Extract each line of the material that follows exactly and omit its pictures.

Begin

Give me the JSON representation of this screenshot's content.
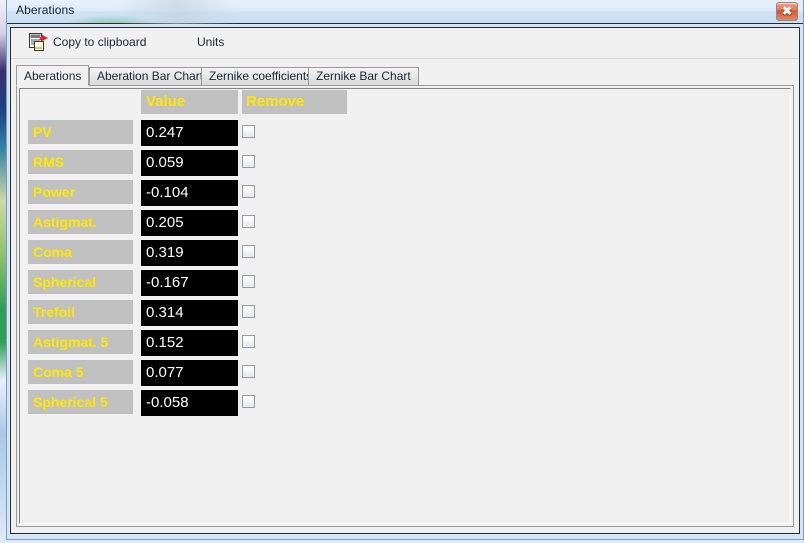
{
  "window": {
    "title": "Aberations",
    "close_label": "✖",
    "close_icon": "close-icon"
  },
  "toolbar": {
    "copy_label": "Copy to clipboard",
    "copy_icon": "copy-to-clipboard-icon",
    "units_label": "Units"
  },
  "tabs": [
    {
      "label": "Aberations",
      "active": true
    },
    {
      "label": "Aberation Bar Chart",
      "active": false
    },
    {
      "label": "Zernike coefficients",
      "active": false
    },
    {
      "label": "Zernike Bar Chart",
      "active": false
    }
  ],
  "grid": {
    "headers": {
      "name": "",
      "value": "Value",
      "remove": "Remove"
    },
    "rows": [
      {
        "name": "PV",
        "value": "0.247",
        "remove_checked": false
      },
      {
        "name": "RMS",
        "value": "0.059",
        "remove_checked": false
      },
      {
        "name": "Power",
        "value": "-0.104",
        "remove_checked": false
      },
      {
        "name": "Astigmat.",
        "value": "0.205",
        "remove_checked": false
      },
      {
        "name": "Coma",
        "value": "0.319",
        "remove_checked": false
      },
      {
        "name": "Spherical",
        "value": "-0.167",
        "remove_checked": false
      },
      {
        "name": "Trefoil",
        "value": "0.314",
        "remove_checked": false
      },
      {
        "name": "Astigmat. 5",
        "value": "0.152",
        "remove_checked": false
      },
      {
        "name": "Coma 5",
        "value": "0.077",
        "remove_checked": false
      },
      {
        "name": "Spherical 5",
        "value": "-0.058",
        "remove_checked": false
      }
    ]
  },
  "colors": {
    "label_bg": "#c0c0c0",
    "label_fg": "#ffe800",
    "value_bg": "#000000",
    "value_fg": "#ffffff",
    "titlebar": "#cfe2f5",
    "close_button": "#e4744a",
    "client_bg": "#f0f0f0"
  }
}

End

• [ANSWER]:
Give me the JSON representation of this screenshot's content.
{
  "window": {
    "title": "Aberations",
    "close_label": "✖",
    "close_icon": "close-icon"
  },
  "toolbar": {
    "copy_label": "Copy to clipboard",
    "copy_icon": "copy-to-clipboard-icon",
    "units_label": "Units"
  },
  "tabs": [
    {
      "label": "Aberations",
      "active": true
    },
    {
      "label": "Aberation Bar Chart",
      "active": false
    },
    {
      "label": "Zernike coefficients",
      "active": false
    },
    {
      "label": "Zernike Bar Chart",
      "active": false
    }
  ],
  "grid": {
    "headers": {
      "name": "",
      "value": "Value",
      "remove": "Remove"
    },
    "rows": [
      {
        "name": "PV",
        "value": "0.247",
        "remove_checked": false
      },
      {
        "name": "RMS",
        "value": "0.059",
        "remove_checked": false
      },
      {
        "name": "Power",
        "value": "-0.104",
        "remove_checked": false
      },
      {
        "name": "Astigmat.",
        "value": "0.205",
        "remove_checked": false
      },
      {
        "name": "Coma",
        "value": "0.319",
        "remove_checked": false
      },
      {
        "name": "Spherical",
        "value": "-0.167",
        "remove_checked": false
      },
      {
        "name": "Trefoil",
        "value": "0.314",
        "remove_checked": false
      },
      {
        "name": "Astigmat. 5",
        "value": "0.152",
        "remove_checked": false
      },
      {
        "name": "Coma 5",
        "value": "0.077",
        "remove_checked": false
      },
      {
        "name": "Spherical 5",
        "value": "-0.058",
        "remove_checked": false
      }
    ]
  },
  "colors": {
    "label_bg": "#c0c0c0",
    "label_fg": "#ffe800",
    "value_bg": "#000000",
    "value_fg": "#ffffff",
    "titlebar": "#cfe2f5",
    "close_button": "#e4744a",
    "client_bg": "#f0f0f0"
  }
}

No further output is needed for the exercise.